TASK PROMPT: Rewrite the items from the beginning through the line containing "row-ddns-type: Тип DDNS", changing "Отмена" to "Закрыть" and leaving everything else unchanged.

-- Start RECORDS FOR THIS TASK --

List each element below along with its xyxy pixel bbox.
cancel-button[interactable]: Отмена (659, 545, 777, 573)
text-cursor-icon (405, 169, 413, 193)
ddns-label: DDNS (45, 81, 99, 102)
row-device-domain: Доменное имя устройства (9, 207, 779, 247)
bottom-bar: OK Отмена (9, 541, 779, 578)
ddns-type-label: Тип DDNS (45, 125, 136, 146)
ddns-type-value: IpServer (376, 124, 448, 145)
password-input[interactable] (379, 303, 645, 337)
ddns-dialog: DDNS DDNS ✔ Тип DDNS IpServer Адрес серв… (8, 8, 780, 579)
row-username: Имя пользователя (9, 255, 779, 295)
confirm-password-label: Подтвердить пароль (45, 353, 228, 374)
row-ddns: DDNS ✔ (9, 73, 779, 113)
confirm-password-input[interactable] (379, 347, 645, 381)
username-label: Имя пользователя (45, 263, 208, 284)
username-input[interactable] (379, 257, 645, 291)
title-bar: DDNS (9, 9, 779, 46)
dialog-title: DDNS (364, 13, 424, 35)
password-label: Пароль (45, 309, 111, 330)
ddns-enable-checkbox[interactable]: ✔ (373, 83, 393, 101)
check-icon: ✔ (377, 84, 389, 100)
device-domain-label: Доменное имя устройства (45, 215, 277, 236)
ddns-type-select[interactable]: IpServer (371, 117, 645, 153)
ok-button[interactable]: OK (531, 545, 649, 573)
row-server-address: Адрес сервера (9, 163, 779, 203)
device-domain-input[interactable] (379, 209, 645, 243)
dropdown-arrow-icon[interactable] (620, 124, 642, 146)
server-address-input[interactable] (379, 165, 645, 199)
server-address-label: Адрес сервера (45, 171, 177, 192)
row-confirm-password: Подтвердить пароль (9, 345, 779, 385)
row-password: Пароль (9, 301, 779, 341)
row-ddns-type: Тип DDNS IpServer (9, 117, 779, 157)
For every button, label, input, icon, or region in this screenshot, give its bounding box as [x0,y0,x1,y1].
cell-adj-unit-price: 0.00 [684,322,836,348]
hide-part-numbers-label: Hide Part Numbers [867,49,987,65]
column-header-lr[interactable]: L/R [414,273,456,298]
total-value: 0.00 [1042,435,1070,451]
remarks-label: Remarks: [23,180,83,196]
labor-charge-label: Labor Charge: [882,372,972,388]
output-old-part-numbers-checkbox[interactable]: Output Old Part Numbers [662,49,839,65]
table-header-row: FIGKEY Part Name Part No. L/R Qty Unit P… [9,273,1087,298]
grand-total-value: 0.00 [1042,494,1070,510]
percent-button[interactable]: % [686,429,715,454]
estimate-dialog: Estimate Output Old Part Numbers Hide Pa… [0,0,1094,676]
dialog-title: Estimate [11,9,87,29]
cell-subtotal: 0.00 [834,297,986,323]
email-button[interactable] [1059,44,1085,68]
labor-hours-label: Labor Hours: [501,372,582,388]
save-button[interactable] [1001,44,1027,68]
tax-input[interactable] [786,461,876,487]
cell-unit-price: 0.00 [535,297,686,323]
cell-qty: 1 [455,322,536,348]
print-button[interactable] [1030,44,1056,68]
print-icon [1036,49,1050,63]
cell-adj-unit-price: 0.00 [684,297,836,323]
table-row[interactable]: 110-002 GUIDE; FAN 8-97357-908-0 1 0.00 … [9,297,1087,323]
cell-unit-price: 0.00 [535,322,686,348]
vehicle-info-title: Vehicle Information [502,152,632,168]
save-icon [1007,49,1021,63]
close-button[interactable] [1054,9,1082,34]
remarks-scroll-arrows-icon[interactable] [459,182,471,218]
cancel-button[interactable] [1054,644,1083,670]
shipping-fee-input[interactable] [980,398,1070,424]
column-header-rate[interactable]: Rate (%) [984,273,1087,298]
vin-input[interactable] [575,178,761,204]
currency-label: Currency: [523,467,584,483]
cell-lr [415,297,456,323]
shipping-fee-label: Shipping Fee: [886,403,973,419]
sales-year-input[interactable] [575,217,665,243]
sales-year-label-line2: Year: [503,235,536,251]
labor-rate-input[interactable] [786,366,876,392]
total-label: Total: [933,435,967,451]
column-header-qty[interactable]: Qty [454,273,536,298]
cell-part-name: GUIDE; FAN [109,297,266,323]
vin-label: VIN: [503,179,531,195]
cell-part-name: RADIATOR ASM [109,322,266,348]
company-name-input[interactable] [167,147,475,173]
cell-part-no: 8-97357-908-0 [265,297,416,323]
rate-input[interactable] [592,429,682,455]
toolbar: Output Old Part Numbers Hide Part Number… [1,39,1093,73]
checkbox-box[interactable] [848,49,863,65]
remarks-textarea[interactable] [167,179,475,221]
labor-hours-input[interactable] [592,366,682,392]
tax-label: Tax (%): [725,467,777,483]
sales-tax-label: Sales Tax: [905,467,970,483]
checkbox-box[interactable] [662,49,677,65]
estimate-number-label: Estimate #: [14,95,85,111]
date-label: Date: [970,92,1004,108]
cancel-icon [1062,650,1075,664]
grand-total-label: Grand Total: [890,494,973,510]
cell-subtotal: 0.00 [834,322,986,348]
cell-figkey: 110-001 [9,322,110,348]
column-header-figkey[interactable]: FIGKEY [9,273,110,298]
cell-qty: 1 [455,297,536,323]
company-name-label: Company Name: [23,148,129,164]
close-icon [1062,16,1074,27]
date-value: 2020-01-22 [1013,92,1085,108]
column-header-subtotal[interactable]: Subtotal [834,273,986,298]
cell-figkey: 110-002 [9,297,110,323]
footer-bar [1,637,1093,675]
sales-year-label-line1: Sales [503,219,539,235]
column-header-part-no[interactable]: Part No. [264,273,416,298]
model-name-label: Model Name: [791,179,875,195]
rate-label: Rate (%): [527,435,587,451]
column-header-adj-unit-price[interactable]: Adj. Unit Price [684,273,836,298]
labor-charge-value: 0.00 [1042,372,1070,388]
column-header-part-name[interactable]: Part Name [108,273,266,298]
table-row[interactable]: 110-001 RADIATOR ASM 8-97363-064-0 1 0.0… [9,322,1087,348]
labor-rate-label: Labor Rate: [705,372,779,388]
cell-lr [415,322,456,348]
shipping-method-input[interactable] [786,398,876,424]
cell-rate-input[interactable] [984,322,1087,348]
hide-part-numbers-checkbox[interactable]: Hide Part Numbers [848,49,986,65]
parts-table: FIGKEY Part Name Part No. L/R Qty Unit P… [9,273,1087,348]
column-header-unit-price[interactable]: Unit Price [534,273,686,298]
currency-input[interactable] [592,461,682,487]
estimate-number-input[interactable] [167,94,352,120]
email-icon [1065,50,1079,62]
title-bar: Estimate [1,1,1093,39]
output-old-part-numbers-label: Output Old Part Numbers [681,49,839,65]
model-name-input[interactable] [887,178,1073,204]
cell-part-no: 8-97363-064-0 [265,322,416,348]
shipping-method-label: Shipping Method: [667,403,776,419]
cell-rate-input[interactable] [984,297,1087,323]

-- End RECORDS FOR THIS TASK --

WRITTEN ANSWER:
List each element below along with its xyxy pixel bbox.
cancel-button[interactable]: Закрыть (659, 545, 777, 573)
text-cursor-icon (405, 169, 413, 193)
ddns-label: DDNS (45, 81, 99, 102)
row-device-domain: Доменное имя устройства (9, 207, 779, 247)
bottom-bar: OK Закрыть (9, 541, 779, 578)
ddns-type-label: Тип DDNS (45, 125, 136, 146)
ddns-type-value: IpServer (376, 124, 448, 145)
password-input[interactable] (379, 303, 645, 337)
ddns-dialog: DDNS DDNS ✔ Тип DDNS IpServer Адрес серв… (8, 8, 780, 579)
row-username: Имя пользователя (9, 255, 779, 295)
confirm-password-label: Подтвердить пароль (45, 353, 228, 374)
row-ddns: DDNS ✔ (9, 73, 779, 113)
confirm-password-input[interactable] (379, 347, 645, 381)
username-label: Имя пользователя (45, 263, 208, 284)
username-input[interactable] (379, 257, 645, 291)
title-bar: DDNS (9, 9, 779, 46)
dialog-title: DDNS (364, 13, 424, 35)
password-label: Пароль (45, 309, 111, 330)
ddns-enable-checkbox[interactable]: ✔ (373, 83, 393, 101)
check-icon: ✔ (377, 84, 389, 100)
device-domain-label: Доменное имя устройства (45, 215, 277, 236)
ddns-type-select[interactable]: IpServer (371, 117, 645, 153)
ok-button[interactable]: OK (531, 545, 649, 573)
row-server-address: Адрес сервера (9, 163, 779, 203)
device-domain-input[interactable] (379, 209, 645, 243)
dropdown-arrow-icon[interactable] (620, 124, 642, 146)
server-address-input[interactable] (379, 165, 645, 199)
server-address-label: Адрес сервера (45, 171, 177, 192)
row-confirm-password: Подтвердить пароль (9, 345, 779, 385)
row-password: Пароль (9, 301, 779, 341)
row-ddns-type: Тип DDNS IpServer (9, 117, 779, 157)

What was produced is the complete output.